Element region listings:
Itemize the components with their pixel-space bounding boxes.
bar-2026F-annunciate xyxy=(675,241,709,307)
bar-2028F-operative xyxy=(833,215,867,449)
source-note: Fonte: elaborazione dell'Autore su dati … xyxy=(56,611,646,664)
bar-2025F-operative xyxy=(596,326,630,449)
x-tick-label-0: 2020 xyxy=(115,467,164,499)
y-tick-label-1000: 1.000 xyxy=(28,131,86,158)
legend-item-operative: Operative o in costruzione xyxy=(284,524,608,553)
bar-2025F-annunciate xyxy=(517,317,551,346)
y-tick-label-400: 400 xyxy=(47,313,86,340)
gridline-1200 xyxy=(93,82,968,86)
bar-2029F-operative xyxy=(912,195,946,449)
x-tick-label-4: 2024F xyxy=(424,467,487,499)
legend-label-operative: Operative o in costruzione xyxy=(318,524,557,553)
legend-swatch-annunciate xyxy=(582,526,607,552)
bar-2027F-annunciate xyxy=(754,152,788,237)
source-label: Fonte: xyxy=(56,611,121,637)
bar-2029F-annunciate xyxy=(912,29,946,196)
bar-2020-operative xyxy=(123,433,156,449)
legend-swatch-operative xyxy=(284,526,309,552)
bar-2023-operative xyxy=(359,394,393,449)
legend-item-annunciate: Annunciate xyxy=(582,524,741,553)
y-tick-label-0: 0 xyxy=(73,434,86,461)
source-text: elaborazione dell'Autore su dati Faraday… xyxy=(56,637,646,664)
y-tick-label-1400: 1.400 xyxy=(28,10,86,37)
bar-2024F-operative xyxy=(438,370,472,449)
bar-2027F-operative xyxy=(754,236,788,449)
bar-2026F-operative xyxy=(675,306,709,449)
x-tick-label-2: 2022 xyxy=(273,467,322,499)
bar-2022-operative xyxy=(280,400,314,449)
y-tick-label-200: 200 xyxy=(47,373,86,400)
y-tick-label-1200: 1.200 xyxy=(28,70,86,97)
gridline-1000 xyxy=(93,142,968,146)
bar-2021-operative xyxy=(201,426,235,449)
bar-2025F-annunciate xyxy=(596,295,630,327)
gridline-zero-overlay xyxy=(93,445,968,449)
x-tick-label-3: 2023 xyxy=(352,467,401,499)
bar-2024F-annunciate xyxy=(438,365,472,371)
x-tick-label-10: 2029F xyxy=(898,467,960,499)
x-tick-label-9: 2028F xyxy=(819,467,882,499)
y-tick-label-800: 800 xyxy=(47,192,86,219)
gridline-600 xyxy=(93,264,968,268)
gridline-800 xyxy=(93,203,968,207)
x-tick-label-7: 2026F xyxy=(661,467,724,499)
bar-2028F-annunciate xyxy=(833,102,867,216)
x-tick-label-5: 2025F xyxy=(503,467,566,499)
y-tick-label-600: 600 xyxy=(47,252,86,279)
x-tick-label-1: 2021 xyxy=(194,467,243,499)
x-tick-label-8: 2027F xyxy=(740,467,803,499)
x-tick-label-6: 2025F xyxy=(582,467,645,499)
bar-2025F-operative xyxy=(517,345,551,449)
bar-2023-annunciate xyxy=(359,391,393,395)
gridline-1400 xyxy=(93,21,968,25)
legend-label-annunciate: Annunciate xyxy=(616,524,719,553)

**What is needed:** Please copy the lines of the listing without changes, from its first line through the line containing "bar-2025F-operative xyxy=(596,326,630,449)".

**Answer to this task:**
Itemize the components with their pixel-space bounding boxes.
bar-2026F-annunciate xyxy=(675,241,709,307)
bar-2028F-operative xyxy=(833,215,867,449)
source-note: Fonte: elaborazione dell'Autore su dati … xyxy=(56,611,646,664)
bar-2025F-operative xyxy=(596,326,630,449)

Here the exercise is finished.